[Start Data excerpts]

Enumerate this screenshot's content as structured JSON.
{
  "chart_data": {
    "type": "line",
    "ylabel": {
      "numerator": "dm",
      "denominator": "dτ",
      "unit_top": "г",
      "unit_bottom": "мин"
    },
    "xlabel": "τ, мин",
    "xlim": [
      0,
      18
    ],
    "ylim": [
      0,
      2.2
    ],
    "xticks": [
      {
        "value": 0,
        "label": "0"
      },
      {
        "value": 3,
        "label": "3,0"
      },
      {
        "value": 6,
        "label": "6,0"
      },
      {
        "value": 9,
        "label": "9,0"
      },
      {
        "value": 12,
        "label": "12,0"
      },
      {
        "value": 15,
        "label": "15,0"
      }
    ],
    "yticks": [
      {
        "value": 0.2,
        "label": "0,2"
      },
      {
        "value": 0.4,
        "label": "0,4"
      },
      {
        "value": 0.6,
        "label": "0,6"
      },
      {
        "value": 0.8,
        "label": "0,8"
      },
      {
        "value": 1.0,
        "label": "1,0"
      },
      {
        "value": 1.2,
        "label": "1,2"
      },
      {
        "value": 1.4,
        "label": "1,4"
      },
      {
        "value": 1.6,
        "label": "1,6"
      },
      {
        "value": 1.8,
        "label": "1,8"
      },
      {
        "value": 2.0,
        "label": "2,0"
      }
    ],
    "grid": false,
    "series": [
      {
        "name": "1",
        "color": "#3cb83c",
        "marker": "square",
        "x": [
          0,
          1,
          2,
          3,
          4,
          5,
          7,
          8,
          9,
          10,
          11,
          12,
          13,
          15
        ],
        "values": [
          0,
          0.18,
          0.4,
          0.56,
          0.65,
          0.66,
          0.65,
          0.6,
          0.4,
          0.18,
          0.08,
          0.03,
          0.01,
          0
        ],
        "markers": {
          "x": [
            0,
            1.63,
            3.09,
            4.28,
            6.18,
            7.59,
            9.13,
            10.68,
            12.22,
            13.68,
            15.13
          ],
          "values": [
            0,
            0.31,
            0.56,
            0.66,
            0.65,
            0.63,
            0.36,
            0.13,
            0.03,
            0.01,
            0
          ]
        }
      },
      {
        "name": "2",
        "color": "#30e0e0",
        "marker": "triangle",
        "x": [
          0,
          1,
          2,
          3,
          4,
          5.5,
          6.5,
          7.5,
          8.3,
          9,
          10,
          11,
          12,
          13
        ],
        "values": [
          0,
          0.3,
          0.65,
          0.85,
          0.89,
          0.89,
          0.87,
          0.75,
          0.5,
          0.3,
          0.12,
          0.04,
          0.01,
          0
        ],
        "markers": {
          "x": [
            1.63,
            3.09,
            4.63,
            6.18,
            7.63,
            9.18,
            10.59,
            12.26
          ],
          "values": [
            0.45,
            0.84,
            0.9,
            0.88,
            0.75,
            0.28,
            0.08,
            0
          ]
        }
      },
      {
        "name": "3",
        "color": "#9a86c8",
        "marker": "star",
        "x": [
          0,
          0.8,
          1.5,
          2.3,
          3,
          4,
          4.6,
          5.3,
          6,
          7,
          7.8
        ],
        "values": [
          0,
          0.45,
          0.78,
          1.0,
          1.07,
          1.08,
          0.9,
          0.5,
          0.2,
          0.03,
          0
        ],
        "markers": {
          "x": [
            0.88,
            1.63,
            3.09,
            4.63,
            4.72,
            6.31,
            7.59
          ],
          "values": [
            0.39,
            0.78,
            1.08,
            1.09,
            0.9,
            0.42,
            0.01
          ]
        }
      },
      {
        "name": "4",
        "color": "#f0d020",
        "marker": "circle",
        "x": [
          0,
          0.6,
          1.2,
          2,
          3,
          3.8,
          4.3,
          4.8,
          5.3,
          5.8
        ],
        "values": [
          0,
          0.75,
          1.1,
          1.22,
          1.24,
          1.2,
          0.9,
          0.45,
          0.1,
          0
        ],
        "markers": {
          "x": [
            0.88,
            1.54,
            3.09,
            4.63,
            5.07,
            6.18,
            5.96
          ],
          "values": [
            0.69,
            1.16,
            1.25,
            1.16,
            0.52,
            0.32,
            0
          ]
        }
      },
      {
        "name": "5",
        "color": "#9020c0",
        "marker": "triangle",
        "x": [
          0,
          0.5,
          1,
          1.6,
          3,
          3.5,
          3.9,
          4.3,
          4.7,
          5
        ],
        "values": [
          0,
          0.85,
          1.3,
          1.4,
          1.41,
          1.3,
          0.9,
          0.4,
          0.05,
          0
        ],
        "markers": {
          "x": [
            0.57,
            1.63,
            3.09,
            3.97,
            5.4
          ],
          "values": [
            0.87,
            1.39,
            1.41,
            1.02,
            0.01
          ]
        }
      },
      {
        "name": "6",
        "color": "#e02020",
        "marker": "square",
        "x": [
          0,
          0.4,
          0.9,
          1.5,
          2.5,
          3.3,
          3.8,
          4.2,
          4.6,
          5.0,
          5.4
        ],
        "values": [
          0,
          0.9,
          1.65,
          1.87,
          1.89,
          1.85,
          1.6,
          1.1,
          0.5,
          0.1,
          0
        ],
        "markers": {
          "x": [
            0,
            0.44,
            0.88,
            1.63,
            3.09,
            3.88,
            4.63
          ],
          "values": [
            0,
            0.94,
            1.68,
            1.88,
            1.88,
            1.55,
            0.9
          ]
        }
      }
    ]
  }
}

[End Data excerpts]

> Aim
Print all of the data exactly as it was given.

> Correct result
Enumerate this screenshot's content as structured JSON.
{
  "chart_data": {
    "type": "line",
    "ylabel": {
      "numerator": "dm",
      "denominator": "dτ",
      "unit_top": "г",
      "unit_bottom": "мин"
    },
    "xlabel": "τ, мин",
    "xlim": [
      0,
      18
    ],
    "ylim": [
      0,
      2.2
    ],
    "xticks": [
      {
        "value": 0,
        "label": "0"
      },
      {
        "value": 3,
        "label": "3,0"
      },
      {
        "value": 6,
        "label": "6,0"
      },
      {
        "value": 9,
        "label": "9,0"
      },
      {
        "value": 12,
        "label": "12,0"
      },
      {
        "value": 15,
        "label": "15,0"
      }
    ],
    "yticks": [
      {
        "value": 0.2,
        "label": "0,2"
      },
      {
        "value": 0.4,
        "label": "0,4"
      },
      {
        "value": 0.6,
        "label": "0,6"
      },
      {
        "value": 0.8,
        "label": "0,8"
      },
      {
        "value": 1.0,
        "label": "1,0"
      },
      {
        "value": 1.2,
        "label": "1,2"
      },
      {
        "value": 1.4,
        "label": "1,4"
      },
      {
        "value": 1.6,
        "label": "1,6"
      },
      {
        "value": 1.8,
        "label": "1,8"
      },
      {
        "value": 2.0,
        "label": "2,0"
      }
    ],
    "grid": false,
    "series": [
      {
        "name": "1",
        "color": "#3cb83c",
        "marker": "square",
        "x": [
          0,
          1,
          2,
          3,
          4,
          5,
          7,
          8,
          9,
          10,
          11,
          12,
          13,
          15
        ],
        "values": [
          0,
          0.18,
          0.4,
          0.56,
          0.65,
          0.66,
          0.65,
          0.6,
          0.4,
          0.18,
          0.08,
          0.03,
          0.01,
          0
        ],
        "markers": {
          "x": [
            0,
            1.63,
            3.09,
            4.28,
            6.18,
            7.59,
            9.13,
            10.68,
            12.22,
            13.68,
            15.13
          ],
          "values": [
            0,
            0.31,
            0.56,
            0.66,
            0.65,
            0.63,
            0.36,
            0.13,
            0.03,
            0.01,
            0
          ]
        }
      },
      {
        "name": "2",
        "color": "#30e0e0",
        "marker": "triangle",
        "x": [
          0,
          1,
          2,
          3,
          4,
          5.5,
          6.5,
          7.5,
          8.3,
          9,
          10,
          11,
          12,
          13
        ],
        "values": [
          0,
          0.3,
          0.65,
          0.85,
          0.89,
          0.89,
          0.87,
          0.75,
          0.5,
          0.3,
          0.12,
          0.04,
          0.01,
          0
        ],
        "markers": {
          "x": [
            1.63,
            3.09,
            4.63,
            6.18,
            7.63,
            9.18,
            10.59,
            12.26
          ],
          "values": [
            0.45,
            0.84,
            0.9,
            0.88,
            0.75,
            0.28,
            0.08,
            0
          ]
        }
      },
      {
        "name": "3",
        "color": "#9a86c8",
        "marker": "star",
        "x": [
          0,
          0.8,
          1.5,
          2.3,
          3,
          4,
          4.6,
          5.3,
          6,
          7,
          7.8
        ],
        "values": [
          0,
          0.45,
          0.78,
          1.0,
          1.07,
          1.08,
          0.9,
          0.5,
          0.2,
          0.03,
          0
        ],
        "markers": {
          "x": [
            0.88,
            1.63,
            3.09,
            4.63,
            4.72,
            6.31,
            7.59
          ],
          "values": [
            0.39,
            0.78,
            1.08,
            1.09,
            0.9,
            0.42,
            0.01
          ]
        }
      },
      {
        "name": "4",
        "color": "#f0d020",
        "marker": "circle",
        "x": [
          0,
          0.6,
          1.2,
          2,
          3,
          3.8,
          4.3,
          4.8,
          5.3,
          5.8
        ],
        "values": [
          0,
          0.75,
          1.1,
          1.22,
          1.24,
          1.2,
          0.9,
          0.45,
          0.1,
          0
        ],
        "markers": {
          "x": [
            0.88,
            1.54,
            3.09,
            4.63,
            5.07,
            6.18,
            5.96
          ],
          "values": [
            0.69,
            1.16,
            1.25,
            1.16,
            0.52,
            0.32,
            0
          ]
        }
      },
      {
        "name": "5",
        "color": "#9020c0",
        "marker": "triangle",
        "x": [
          0,
          0.5,
          1,
          1.6,
          3,
          3.5,
          3.9,
          4.3,
          4.7,
          5
        ],
        "values": [
          0,
          0.85,
          1.3,
          1.4,
          1.41,
          1.3,
          0.9,
          0.4,
          0.05,
          0
        ],
        "markers": {
          "x": [
            0.57,
            1.63,
            3.09,
            3.97,
            5.4
          ],
          "values": [
            0.87,
            1.39,
            1.41,
            1.02,
            0.01
          ]
        }
      },
      {
        "name": "6",
        "color": "#e02020",
        "marker": "square",
        "x": [
          0,
          0.4,
          0.9,
          1.5,
          2.5,
          3.3,
          3.8,
          4.2,
          4.6,
          5.0,
          5.4
        ],
        "values": [
          0,
          0.9,
          1.65,
          1.87,
          1.89,
          1.85,
          1.6,
          1.1,
          0.5,
          0.1,
          0
        ],
        "markers": {
          "x": [
            0,
            0.44,
            0.88,
            1.63,
            3.09,
            3.88,
            4.63
          ],
          "values": [
            0,
            0.94,
            1.68,
            1.88,
            1.88,
            1.55,
            0.9
          ]
        }
      }
    ]
  }
}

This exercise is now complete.